Start Data for the task

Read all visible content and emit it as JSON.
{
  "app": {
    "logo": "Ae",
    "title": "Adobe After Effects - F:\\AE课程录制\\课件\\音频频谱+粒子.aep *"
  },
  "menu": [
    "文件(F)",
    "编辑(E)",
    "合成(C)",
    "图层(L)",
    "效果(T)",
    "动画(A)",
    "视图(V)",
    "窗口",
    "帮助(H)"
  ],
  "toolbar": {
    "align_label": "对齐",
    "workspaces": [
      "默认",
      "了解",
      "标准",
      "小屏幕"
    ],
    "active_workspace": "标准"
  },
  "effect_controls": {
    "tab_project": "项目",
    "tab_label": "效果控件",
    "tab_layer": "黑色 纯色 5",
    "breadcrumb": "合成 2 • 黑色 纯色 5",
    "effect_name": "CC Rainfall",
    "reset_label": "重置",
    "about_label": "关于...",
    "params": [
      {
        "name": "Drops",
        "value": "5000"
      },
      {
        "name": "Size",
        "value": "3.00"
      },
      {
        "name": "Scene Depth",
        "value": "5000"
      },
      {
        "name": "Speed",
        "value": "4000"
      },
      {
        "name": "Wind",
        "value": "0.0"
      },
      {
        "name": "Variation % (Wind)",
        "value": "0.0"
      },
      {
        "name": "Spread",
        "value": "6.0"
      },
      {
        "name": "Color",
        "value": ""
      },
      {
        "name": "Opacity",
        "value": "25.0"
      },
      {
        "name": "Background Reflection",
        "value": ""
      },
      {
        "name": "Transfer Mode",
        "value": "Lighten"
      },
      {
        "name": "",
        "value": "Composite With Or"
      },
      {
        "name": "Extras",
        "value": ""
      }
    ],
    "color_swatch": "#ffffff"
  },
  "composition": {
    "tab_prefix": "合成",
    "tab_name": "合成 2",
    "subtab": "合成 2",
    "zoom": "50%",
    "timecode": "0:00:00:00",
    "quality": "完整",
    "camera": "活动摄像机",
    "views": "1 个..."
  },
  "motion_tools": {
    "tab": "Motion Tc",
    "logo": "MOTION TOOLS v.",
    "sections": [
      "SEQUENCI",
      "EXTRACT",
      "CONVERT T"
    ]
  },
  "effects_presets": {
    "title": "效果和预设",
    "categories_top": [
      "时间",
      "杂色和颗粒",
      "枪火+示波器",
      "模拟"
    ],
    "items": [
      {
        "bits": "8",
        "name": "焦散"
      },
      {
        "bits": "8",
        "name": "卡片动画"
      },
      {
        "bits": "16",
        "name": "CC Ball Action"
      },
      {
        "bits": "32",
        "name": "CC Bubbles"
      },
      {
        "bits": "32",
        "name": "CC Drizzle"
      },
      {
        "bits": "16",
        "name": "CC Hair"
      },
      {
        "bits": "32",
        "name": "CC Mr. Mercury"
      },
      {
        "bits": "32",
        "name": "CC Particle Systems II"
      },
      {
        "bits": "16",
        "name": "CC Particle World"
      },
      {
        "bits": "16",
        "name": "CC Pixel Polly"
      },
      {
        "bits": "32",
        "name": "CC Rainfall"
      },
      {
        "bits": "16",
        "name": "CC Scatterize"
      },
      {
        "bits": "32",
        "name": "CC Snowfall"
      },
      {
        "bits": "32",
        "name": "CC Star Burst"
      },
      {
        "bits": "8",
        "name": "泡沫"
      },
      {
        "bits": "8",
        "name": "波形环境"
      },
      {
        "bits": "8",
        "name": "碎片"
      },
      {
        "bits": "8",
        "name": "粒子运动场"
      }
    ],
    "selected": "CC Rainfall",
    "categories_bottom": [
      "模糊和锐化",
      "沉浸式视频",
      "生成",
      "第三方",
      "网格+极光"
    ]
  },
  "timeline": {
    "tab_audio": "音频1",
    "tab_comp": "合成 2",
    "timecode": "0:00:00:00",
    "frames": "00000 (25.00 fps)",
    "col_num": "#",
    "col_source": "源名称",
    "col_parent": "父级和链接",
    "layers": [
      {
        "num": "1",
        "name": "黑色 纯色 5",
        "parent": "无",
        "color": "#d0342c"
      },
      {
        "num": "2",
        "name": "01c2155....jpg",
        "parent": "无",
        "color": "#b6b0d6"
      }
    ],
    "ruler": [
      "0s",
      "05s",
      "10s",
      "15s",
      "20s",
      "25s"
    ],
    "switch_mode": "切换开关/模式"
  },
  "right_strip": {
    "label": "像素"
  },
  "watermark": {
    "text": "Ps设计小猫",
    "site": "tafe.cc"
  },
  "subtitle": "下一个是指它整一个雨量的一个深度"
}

End Data for the task

_What is required:_ Report every line containing the word "Particle" from the listing above.

_Solution for this task:_
        "name": "CC Particle Systems II"
        "name": "CC Particle World"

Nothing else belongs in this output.